— start PROVIDED DATA —

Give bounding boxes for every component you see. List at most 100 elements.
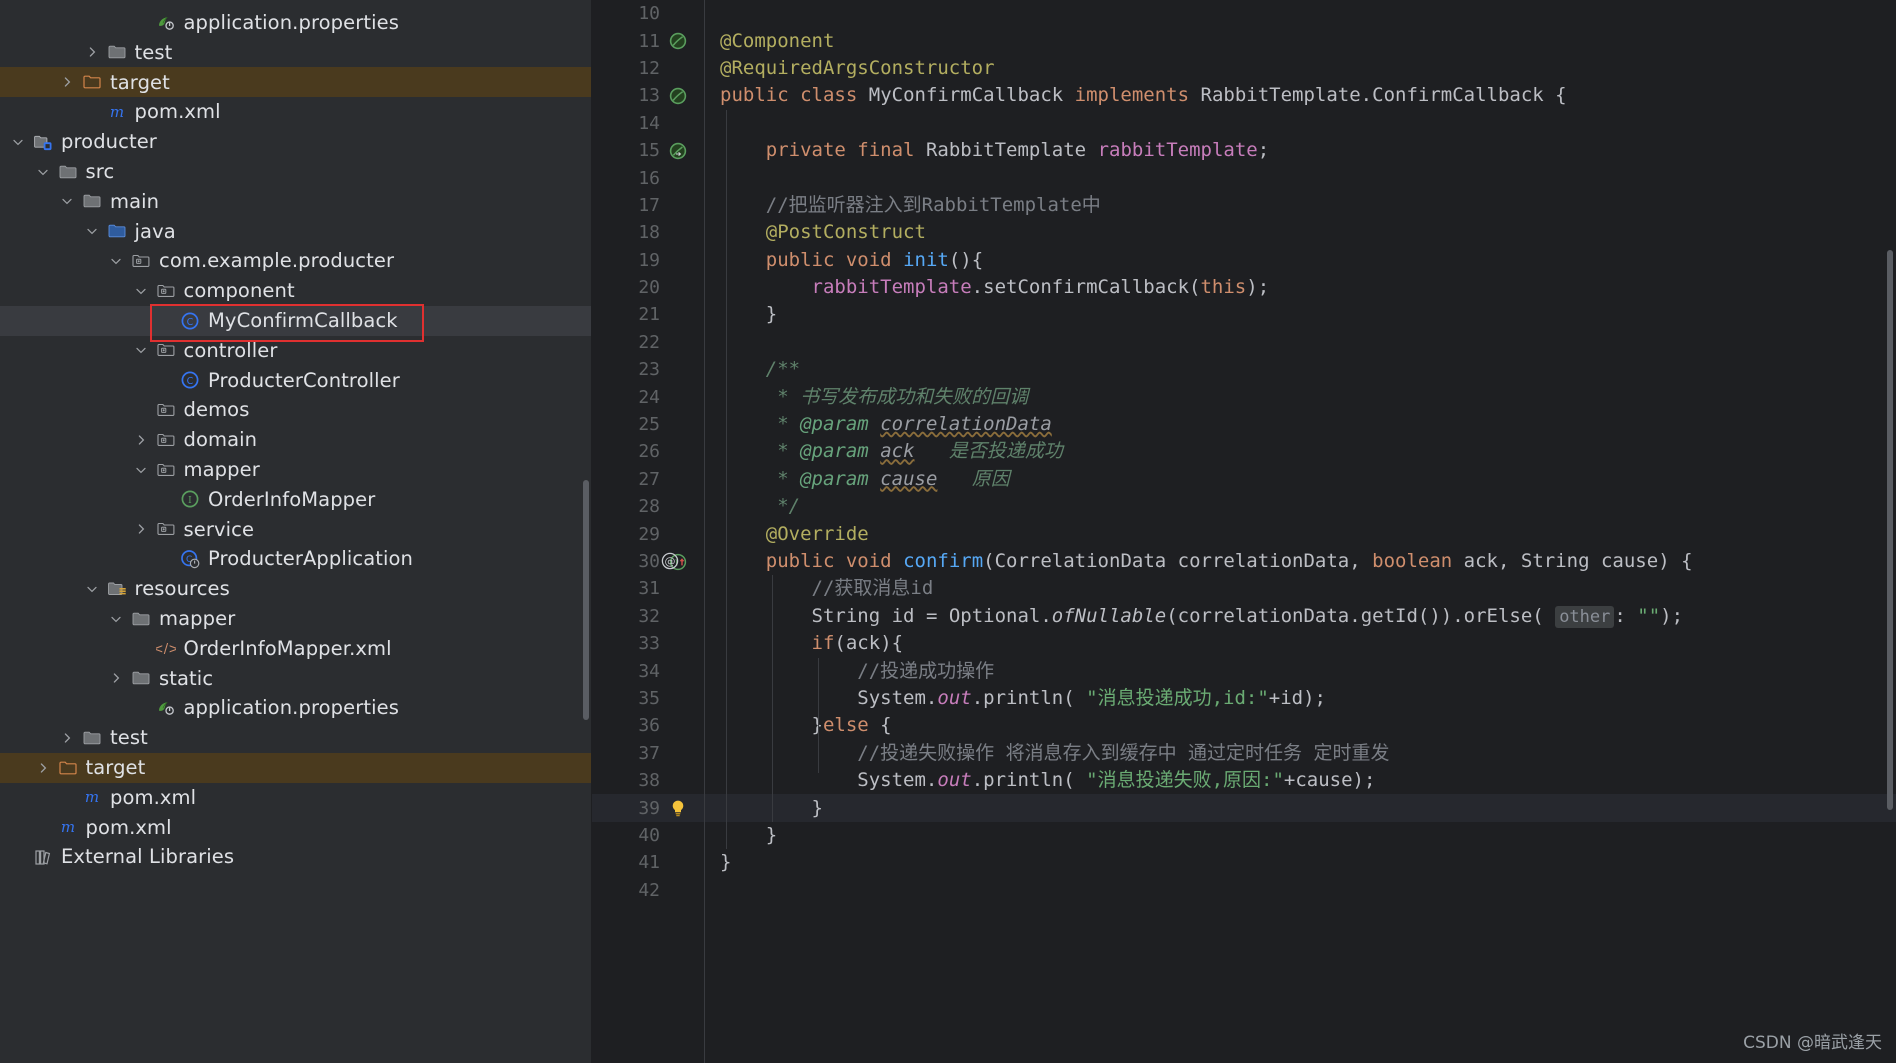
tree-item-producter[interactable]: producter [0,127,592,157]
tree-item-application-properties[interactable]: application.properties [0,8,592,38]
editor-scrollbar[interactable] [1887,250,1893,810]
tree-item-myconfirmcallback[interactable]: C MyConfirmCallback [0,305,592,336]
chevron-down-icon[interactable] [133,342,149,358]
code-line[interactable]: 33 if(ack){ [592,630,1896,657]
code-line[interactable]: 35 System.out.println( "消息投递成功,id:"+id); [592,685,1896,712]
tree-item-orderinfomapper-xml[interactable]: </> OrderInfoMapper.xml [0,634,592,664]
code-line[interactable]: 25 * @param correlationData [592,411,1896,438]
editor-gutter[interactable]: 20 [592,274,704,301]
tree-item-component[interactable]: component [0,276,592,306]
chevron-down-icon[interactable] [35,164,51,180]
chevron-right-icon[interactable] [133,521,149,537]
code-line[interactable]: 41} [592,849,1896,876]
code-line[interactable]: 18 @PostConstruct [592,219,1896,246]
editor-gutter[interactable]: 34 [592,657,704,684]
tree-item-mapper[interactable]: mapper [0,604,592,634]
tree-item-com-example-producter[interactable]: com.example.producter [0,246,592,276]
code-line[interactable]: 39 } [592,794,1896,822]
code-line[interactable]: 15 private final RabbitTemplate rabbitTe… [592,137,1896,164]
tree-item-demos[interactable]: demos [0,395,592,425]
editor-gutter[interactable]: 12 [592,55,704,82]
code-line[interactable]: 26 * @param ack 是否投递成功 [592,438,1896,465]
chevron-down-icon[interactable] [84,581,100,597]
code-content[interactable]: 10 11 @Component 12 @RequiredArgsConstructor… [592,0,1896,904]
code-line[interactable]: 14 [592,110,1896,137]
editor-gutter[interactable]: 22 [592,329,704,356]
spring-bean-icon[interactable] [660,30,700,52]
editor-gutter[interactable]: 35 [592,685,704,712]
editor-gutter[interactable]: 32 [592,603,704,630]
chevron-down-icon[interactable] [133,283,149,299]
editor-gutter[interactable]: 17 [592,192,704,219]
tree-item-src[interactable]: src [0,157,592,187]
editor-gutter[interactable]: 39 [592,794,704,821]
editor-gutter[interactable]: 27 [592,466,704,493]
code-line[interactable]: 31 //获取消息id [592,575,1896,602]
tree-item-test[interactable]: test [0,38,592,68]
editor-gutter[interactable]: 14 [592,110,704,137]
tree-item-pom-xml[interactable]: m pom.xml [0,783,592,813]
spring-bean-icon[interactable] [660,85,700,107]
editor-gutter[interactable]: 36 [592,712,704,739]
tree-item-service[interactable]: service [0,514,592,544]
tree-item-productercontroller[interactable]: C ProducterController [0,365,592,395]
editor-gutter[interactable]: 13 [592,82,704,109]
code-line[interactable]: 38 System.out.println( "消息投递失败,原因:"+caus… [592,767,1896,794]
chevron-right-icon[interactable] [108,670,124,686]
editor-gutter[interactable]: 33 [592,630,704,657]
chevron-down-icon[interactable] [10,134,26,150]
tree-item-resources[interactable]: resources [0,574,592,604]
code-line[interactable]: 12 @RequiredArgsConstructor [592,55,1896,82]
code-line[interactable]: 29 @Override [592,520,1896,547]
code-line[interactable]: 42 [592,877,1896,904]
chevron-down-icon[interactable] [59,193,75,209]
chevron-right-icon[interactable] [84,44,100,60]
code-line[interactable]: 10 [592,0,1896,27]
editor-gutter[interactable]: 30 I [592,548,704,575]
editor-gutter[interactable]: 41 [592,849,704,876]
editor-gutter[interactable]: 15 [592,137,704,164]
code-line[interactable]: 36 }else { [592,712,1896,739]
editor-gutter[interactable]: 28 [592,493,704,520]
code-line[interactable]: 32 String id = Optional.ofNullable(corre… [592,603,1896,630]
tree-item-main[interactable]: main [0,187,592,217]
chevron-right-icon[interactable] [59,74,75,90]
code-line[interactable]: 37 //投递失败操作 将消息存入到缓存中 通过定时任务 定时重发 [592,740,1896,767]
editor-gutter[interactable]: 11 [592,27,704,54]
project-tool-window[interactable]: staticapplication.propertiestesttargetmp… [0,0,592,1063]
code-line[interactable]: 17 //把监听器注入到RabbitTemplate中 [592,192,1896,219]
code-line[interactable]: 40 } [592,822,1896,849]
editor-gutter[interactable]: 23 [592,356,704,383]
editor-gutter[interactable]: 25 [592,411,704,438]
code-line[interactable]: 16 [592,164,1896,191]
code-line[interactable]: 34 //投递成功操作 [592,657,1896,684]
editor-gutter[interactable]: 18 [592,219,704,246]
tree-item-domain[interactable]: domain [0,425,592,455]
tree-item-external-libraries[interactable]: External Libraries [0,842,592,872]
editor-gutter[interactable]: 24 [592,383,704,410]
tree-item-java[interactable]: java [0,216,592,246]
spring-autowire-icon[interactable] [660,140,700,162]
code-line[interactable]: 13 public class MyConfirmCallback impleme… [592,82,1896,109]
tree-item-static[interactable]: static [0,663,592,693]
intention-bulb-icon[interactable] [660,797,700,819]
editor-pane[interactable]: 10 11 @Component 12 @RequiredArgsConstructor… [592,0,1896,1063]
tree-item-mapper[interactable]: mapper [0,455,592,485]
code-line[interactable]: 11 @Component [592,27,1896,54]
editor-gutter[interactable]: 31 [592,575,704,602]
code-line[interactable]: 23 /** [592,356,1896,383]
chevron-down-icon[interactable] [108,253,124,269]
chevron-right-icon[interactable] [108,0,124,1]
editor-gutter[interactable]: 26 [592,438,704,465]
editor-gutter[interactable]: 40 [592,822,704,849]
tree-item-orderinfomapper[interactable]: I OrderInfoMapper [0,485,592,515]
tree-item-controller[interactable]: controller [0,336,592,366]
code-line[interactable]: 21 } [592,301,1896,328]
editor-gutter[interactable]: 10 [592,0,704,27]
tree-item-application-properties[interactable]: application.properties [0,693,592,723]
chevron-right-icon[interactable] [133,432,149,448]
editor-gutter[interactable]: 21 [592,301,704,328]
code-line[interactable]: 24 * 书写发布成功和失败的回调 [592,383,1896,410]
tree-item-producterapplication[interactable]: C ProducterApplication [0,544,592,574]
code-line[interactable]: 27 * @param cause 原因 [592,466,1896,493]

— end PROVIDED DATA —
— start PROVIDED DATA —

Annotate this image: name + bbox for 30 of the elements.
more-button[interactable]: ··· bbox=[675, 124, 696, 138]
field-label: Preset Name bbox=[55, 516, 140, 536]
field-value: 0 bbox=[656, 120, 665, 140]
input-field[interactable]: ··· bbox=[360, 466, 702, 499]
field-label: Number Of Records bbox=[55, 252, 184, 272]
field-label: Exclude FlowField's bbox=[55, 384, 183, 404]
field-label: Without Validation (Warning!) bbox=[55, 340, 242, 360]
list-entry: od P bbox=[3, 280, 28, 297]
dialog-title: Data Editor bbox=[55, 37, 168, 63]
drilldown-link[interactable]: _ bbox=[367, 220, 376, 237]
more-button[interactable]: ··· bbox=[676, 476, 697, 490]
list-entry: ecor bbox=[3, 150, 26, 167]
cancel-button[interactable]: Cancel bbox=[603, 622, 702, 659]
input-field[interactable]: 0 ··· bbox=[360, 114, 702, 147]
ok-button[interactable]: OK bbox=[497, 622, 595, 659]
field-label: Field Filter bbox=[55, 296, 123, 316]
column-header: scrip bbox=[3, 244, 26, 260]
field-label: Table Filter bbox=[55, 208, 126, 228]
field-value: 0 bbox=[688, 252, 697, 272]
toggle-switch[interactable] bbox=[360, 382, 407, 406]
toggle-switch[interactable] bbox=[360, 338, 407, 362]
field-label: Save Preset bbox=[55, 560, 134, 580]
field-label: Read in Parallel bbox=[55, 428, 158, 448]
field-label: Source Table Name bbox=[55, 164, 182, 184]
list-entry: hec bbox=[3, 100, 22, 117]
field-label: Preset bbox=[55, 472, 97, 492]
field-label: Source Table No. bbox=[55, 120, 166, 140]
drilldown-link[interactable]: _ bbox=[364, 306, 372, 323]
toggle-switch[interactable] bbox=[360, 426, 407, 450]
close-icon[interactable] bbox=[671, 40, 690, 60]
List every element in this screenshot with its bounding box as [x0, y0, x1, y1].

— end PROVIDED DATA —

# [REQUIRED WORK]
Reproduce verbatim the lines of the listing starting at the line containing "tree-item-producter[interactable]: producter [0,127,592,157]" and ending at the line containing "tree-item-mapper[interactable]: mapper [0,604,592,634]", both included.

# [OUTPUT FOR THIS TASK]
tree-item-producter[interactable]: producter [0,127,592,157]
tree-item-application-properties[interactable]: application.properties [0,8,592,38]
editor-scrollbar[interactable] [1887,250,1893,810]
tree-item-myconfirmcallback[interactable]: C MyConfirmCallback [0,305,592,336]
chevron-down-icon[interactable] [133,342,149,358]
code-line[interactable]: 33 if(ack){ [592,630,1896,657]
code-line[interactable]: 35 System.out.println( "消息投递成功,id:"+id); [592,685,1896,712]
tree-item-orderinfomapper-xml[interactable]: </> OrderInfoMapper.xml [0,634,592,664]
code-line[interactable]: 25 * @param correlationData [592,411,1896,438]
editor-gutter[interactable]: 20 [592,274,704,301]
tree-item-component[interactable]: component [0,276,592,306]
chevron-down-icon[interactable] [35,164,51,180]
chevron-right-icon[interactable] [133,521,149,537]
code-line[interactable]: 41} [592,849,1896,876]
code-line[interactable]: 18 @PostConstruct [592,219,1896,246]
editor-gutter[interactable]: 34 [592,657,704,684]
tree-item-mapper[interactable]: mapper [0,604,592,634]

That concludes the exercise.